• [Raw records]
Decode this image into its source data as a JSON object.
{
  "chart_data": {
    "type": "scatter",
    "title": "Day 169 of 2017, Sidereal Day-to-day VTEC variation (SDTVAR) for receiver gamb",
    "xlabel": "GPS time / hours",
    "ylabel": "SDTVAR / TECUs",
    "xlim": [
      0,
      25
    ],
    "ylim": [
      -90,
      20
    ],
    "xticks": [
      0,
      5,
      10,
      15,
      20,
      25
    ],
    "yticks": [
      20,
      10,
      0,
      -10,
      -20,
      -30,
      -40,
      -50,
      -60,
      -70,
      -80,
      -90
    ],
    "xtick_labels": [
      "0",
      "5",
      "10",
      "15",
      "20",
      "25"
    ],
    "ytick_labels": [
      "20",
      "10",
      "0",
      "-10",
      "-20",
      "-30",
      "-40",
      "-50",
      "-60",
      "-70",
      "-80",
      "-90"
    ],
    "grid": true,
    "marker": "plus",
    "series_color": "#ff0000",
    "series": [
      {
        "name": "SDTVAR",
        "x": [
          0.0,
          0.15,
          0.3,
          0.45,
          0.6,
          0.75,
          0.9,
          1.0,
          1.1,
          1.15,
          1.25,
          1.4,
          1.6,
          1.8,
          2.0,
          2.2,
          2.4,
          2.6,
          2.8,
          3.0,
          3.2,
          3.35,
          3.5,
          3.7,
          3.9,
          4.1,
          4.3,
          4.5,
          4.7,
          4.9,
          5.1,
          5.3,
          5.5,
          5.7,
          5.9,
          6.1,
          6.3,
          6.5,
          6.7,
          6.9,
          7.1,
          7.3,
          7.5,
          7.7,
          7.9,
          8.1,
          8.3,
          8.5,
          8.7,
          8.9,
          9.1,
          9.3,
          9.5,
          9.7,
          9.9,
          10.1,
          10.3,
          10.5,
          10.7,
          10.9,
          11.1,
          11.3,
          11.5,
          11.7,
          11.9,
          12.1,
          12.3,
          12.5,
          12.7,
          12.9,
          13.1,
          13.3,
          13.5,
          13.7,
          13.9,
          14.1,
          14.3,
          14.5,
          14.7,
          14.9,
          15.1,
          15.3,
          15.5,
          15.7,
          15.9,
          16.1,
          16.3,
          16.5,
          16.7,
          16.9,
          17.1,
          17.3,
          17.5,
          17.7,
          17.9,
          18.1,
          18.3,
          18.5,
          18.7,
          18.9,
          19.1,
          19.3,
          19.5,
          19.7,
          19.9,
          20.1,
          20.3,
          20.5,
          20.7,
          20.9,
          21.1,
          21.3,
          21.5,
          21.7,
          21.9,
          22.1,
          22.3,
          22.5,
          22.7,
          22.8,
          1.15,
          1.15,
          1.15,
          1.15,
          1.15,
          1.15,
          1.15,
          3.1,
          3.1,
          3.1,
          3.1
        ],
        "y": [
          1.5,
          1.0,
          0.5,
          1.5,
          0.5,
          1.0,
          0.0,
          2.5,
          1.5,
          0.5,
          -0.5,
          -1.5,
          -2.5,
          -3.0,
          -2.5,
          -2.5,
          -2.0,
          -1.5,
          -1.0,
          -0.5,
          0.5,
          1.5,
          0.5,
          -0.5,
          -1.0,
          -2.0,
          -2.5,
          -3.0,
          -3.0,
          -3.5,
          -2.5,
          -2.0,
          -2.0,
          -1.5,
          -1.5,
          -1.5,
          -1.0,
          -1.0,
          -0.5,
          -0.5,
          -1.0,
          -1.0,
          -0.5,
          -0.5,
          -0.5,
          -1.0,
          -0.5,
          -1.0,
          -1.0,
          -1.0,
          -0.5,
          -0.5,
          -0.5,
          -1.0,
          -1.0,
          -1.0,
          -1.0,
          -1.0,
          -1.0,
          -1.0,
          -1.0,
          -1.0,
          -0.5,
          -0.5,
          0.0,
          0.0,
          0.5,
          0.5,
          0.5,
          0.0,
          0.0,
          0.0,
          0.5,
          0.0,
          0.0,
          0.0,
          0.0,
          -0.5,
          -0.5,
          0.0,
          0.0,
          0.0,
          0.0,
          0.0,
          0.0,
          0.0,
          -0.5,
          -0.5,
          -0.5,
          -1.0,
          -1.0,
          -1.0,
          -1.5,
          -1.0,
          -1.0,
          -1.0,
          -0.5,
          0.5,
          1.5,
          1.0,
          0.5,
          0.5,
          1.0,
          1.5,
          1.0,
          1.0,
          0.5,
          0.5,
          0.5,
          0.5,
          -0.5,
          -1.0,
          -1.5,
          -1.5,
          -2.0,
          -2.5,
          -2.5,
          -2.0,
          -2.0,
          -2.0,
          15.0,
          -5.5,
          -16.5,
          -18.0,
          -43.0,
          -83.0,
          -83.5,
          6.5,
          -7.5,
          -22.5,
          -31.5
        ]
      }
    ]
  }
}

• [Exercise details]
Return the material exactly as it stands.

• [Response]
Decode this image into its source data as a JSON object.
{
  "chart_data": {
    "type": "scatter",
    "title": "Day 169 of 2017, Sidereal Day-to-day VTEC variation (SDTVAR) for receiver gamb",
    "xlabel": "GPS time / hours",
    "ylabel": "SDTVAR / TECUs",
    "xlim": [
      0,
      25
    ],
    "ylim": [
      -90,
      20
    ],
    "xticks": [
      0,
      5,
      10,
      15,
      20,
      25
    ],
    "yticks": [
      20,
      10,
      0,
      -10,
      -20,
      -30,
      -40,
      -50,
      -60,
      -70,
      -80,
      -90
    ],
    "xtick_labels": [
      "0",
      "5",
      "10",
      "15",
      "20",
      "25"
    ],
    "ytick_labels": [
      "20",
      "10",
      "0",
      "-10",
      "-20",
      "-30",
      "-40",
      "-50",
      "-60",
      "-70",
      "-80",
      "-90"
    ],
    "grid": true,
    "marker": "plus",
    "series_color": "#ff0000",
    "series": [
      {
        "name": "SDTVAR",
        "x": [
          0.0,
          0.15,
          0.3,
          0.45,
          0.6,
          0.75,
          0.9,
          1.0,
          1.1,
          1.15,
          1.25,
          1.4,
          1.6,
          1.8,
          2.0,
          2.2,
          2.4,
          2.6,
          2.8,
          3.0,
          3.2,
          3.35,
          3.5,
          3.7,
          3.9,
          4.1,
          4.3,
          4.5,
          4.7,
          4.9,
          5.1,
          5.3,
          5.5,
          5.7,
          5.9,
          6.1,
          6.3,
          6.5,
          6.7,
          6.9,
          7.1,
          7.3,
          7.5,
          7.7,
          7.9,
          8.1,
          8.3,
          8.5,
          8.7,
          8.9,
          9.1,
          9.3,
          9.5,
          9.7,
          9.9,
          10.1,
          10.3,
          10.5,
          10.7,
          10.9,
          11.1,
          11.3,
          11.5,
          11.7,
          11.9,
          12.1,
          12.3,
          12.5,
          12.7,
          12.9,
          13.1,
          13.3,
          13.5,
          13.7,
          13.9,
          14.1,
          14.3,
          14.5,
          14.7,
          14.9,
          15.1,
          15.3,
          15.5,
          15.7,
          15.9,
          16.1,
          16.3,
          16.5,
          16.7,
          16.9,
          17.1,
          17.3,
          17.5,
          17.7,
          17.9,
          18.1,
          18.3,
          18.5,
          18.7,
          18.9,
          19.1,
          19.3,
          19.5,
          19.7,
          19.9,
          20.1,
          20.3,
          20.5,
          20.7,
          20.9,
          21.1,
          21.3,
          21.5,
          21.7,
          21.9,
          22.1,
          22.3,
          22.5,
          22.7,
          22.8,
          1.15,
          1.15,
          1.15,
          1.15,
          1.15,
          1.15,
          1.15,
          3.1,
          3.1,
          3.1,
          3.1
        ],
        "y": [
          1.5,
          1.0,
          0.5,
          1.5,
          0.5,
          1.0,
          0.0,
          2.5,
          1.5,
          0.5,
          -0.5,
          -1.5,
          -2.5,
          -3.0,
          -2.5,
          -2.5,
          -2.0,
          -1.5,
          -1.0,
          -0.5,
          0.5,
          1.5,
          0.5,
          -0.5,
          -1.0,
          -2.0,
          -2.5,
          -3.0,
          -3.0,
          -3.5,
          -2.5,
          -2.0,
          -2.0,
          -1.5,
          -1.5,
          -1.5,
          -1.0,
          -1.0,
          -0.5,
          -0.5,
          -1.0,
          -1.0,
          -0.5,
          -0.5,
          -0.5,
          -1.0,
          -0.5,
          -1.0,
          -1.0,
          -1.0,
          -0.5,
          -0.5,
          -0.5,
          -1.0,
          -1.0,
          -1.0,
          -1.0,
          -1.0,
          -1.0,
          -1.0,
          -1.0,
          -1.0,
          -0.5,
          -0.5,
          0.0,
          0.0,
          0.5,
          0.5,
          0.5,
          0.0,
          0.0,
          0.0,
          0.5,
          0.0,
          0.0,
          0.0,
          0.0,
          -0.5,
          -0.5,
          0.0,
          0.0,
          0.0,
          0.0,
          0.0,
          0.0,
          0.0,
          -0.5,
          -0.5,
          -0.5,
          -1.0,
          -1.0,
          -1.0,
          -1.5,
          -1.0,
          -1.0,
          -1.0,
          -0.5,
          0.5,
          1.5,
          1.0,
          0.5,
          0.5,
          1.0,
          1.5,
          1.0,
          1.0,
          0.5,
          0.5,
          0.5,
          0.5,
          -0.5,
          -1.0,
          -1.5,
          -1.5,
          -2.0,
          -2.5,
          -2.5,
          -2.0,
          -2.0,
          -2.0,
          15.0,
          -5.5,
          -16.5,
          -18.0,
          -43.0,
          -83.0,
          -83.5,
          6.5,
          -7.5,
          -22.5,
          -31.5
        ]
      }
    ]
  }
}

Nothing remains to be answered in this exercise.